* Begin *
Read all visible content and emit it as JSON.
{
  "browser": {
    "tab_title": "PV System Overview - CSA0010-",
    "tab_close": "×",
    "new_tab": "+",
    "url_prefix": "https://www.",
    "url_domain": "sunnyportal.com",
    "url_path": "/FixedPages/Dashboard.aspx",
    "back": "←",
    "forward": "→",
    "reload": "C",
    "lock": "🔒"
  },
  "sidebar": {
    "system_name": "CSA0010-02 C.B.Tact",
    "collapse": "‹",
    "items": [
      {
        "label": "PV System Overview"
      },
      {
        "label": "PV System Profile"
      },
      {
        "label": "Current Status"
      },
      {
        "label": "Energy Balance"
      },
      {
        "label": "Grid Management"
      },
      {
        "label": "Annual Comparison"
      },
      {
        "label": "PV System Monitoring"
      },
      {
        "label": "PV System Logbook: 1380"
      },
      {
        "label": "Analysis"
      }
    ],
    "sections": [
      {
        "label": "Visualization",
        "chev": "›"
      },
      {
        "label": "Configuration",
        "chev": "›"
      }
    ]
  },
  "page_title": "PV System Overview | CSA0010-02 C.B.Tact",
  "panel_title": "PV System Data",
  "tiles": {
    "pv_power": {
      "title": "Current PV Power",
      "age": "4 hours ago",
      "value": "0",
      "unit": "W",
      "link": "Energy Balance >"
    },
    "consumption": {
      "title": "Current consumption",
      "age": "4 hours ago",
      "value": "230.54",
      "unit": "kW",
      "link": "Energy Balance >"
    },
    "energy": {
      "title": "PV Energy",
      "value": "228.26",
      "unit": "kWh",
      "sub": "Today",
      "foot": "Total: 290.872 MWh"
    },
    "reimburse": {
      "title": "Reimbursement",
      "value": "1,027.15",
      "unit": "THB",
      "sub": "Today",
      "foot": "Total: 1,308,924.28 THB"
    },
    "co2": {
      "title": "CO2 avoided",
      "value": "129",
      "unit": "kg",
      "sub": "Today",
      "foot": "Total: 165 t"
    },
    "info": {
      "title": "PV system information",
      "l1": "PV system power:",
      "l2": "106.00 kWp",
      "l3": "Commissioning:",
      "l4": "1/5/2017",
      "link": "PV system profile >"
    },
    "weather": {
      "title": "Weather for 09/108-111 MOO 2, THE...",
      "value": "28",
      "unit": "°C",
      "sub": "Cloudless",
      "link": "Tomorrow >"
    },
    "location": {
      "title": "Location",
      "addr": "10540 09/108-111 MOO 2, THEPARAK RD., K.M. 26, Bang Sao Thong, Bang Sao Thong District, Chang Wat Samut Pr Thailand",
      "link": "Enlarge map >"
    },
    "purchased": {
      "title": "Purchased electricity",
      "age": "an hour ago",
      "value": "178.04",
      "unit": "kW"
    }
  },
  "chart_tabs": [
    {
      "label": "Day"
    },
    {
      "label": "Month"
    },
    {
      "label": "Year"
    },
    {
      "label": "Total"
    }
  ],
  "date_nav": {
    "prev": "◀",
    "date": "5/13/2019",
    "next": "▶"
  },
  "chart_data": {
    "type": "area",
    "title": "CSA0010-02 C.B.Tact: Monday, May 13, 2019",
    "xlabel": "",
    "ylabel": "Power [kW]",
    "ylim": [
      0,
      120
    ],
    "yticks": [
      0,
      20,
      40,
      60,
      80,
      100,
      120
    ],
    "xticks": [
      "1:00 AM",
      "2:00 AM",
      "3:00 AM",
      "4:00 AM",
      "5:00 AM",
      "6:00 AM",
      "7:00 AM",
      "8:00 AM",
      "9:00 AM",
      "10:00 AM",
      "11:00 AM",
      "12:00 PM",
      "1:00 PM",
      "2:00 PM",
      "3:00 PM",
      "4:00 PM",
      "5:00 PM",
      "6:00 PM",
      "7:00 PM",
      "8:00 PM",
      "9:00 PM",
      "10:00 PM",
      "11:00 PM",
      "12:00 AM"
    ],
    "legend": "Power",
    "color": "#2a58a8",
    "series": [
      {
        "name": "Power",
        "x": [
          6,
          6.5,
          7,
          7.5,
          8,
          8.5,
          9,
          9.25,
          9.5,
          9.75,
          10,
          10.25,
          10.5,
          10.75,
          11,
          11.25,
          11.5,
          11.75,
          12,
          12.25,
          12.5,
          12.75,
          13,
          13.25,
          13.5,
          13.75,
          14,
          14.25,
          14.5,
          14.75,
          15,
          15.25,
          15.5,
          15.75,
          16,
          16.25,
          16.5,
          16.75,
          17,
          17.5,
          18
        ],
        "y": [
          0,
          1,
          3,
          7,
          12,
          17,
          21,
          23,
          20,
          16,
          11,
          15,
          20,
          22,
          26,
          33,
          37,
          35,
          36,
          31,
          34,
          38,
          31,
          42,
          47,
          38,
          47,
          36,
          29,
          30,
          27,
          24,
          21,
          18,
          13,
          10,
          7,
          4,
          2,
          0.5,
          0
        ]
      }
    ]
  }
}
* End *
[Task description] Using the listing above, locate the lines that hold "value" and copy each one.

[Completed exercise]
      "value": "0",
      "value": "230.54",
      "value": "228.26",
      "value": "1,027.15",
      "value": "129",
      "value": "28",
      "value": "178.04",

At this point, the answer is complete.